- **What to produce**
Please pull out every line that includes the string "value".

Extracted data entries:

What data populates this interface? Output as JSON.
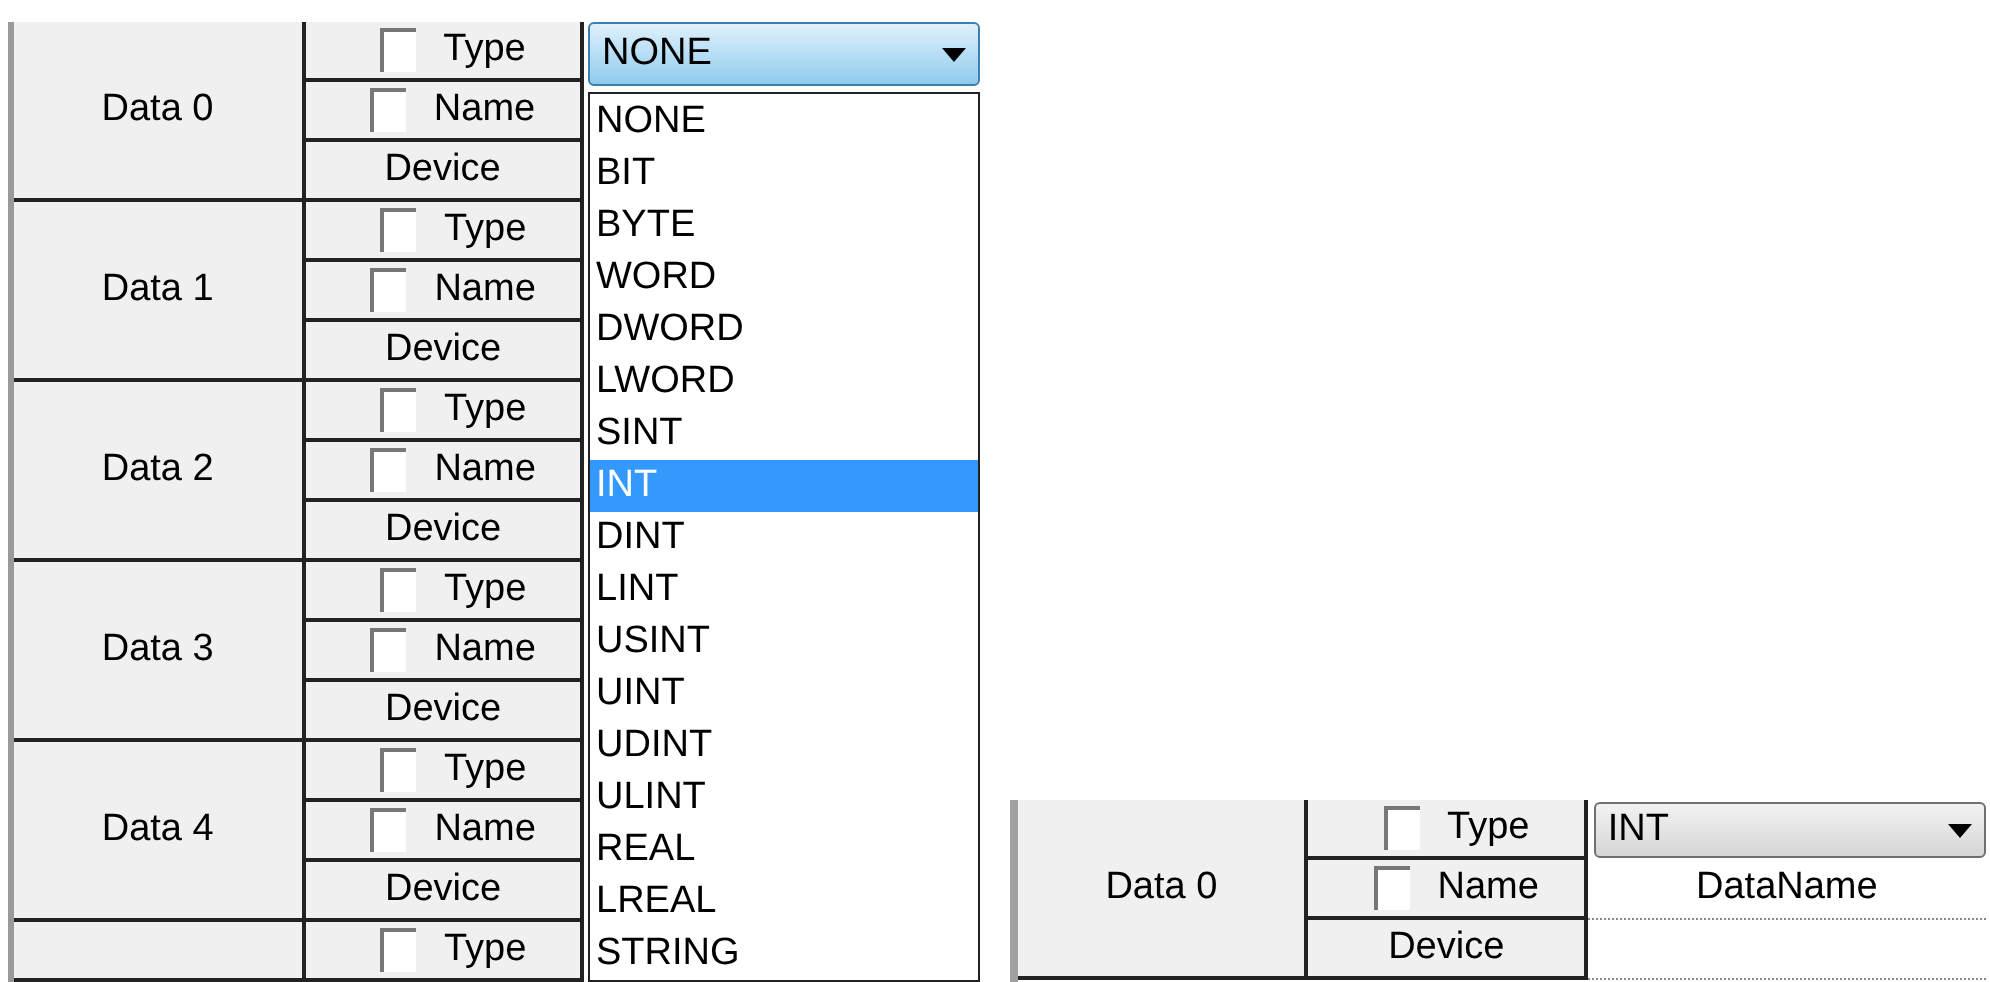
{
  "left_panel": {
    "groups": [
      {
        "label": "Data 0",
        "rows": [
          {
            "kind": "checkbox",
            "label": "Type",
            "checked": false
          },
          {
            "kind": "checkbox",
            "label": "Name",
            "checked": false
          },
          {
            "kind": "plain",
            "label": "Device"
          }
        ]
      },
      {
        "label": "Data 1",
        "rows": [
          {
            "kind": "checkbox",
            "label": "Type",
            "checked": false
          },
          {
            "kind": "checkbox",
            "label": "Name",
            "checked": false
          },
          {
            "kind": "plain",
            "label": "Device"
          }
        ]
      },
      {
        "label": "Data 2",
        "rows": [
          {
            "kind": "checkbox",
            "label": "Type",
            "checked": false
          },
          {
            "kind": "checkbox",
            "label": "Name",
            "checked": false
          },
          {
            "kind": "plain",
            "label": "Device"
          }
        ]
      },
      {
        "label": "Data 3",
        "rows": [
          {
            "kind": "checkbox",
            "label": "Type",
            "checked": false
          },
          {
            "kind": "checkbox",
            "label": "Name",
            "checked": false
          },
          {
            "kind": "plain",
            "label": "Device"
          }
        ]
      },
      {
        "label": "Data 4",
        "rows": [
          {
            "kind": "checkbox",
            "label": "Type",
            "checked": false
          },
          {
            "kind": "checkbox",
            "label": "Name",
            "checked": false
          },
          {
            "kind": "plain",
            "label": "Device"
          }
        ]
      },
      {
        "rows": [
          {
            "kind": "checkbox",
            "label": "Type",
            "checked": false
          }
        ]
      }
    ],
    "dropdown": {
      "value": "NONE",
      "expanded": true,
      "options": [
        {
          "label": "NONE",
          "highlighted": false
        },
        {
          "label": "BIT",
          "highlighted": false
        },
        {
          "label": "BYTE",
          "highlighted": false
        },
        {
          "label": "WORD",
          "highlighted": false
        },
        {
          "label": "DWORD",
          "highlighted": false
        },
        {
          "label": "LWORD",
          "highlighted": false
        },
        {
          "label": "SINT",
          "highlighted": false
        },
        {
          "label": "INT",
          "highlighted": true
        },
        {
          "label": "DINT",
          "highlighted": false
        },
        {
          "label": "LINT",
          "highlighted": false
        },
        {
          "label": "USINT",
          "highlighted": false
        },
        {
          "label": "UINT",
          "highlighted": false
        },
        {
          "label": "UDINT",
          "highlighted": false
        },
        {
          "label": "ULINT",
          "highlighted": false
        },
        {
          "label": "REAL",
          "highlighted": false
        },
        {
          "label": "LREAL",
          "highlighted": false
        },
        {
          "label": "STRING",
          "highlighted": false
        }
      ]
    }
  },
  "right_panel": {
    "group": {
      "label": "Data 0",
      "rows": [
        {
          "kind": "checkbox",
          "label": "Type",
          "checked": false,
          "value": "INT"
        },
        {
          "kind": "checkbox",
          "label": "Name",
          "checked": false,
          "value": "DataName"
        },
        {
          "kind": "plain",
          "label": "Device"
        }
      ]
    }
  }
}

- **Response**
      "value": "NONE",
          "value": "INT"
          "value": "DataName"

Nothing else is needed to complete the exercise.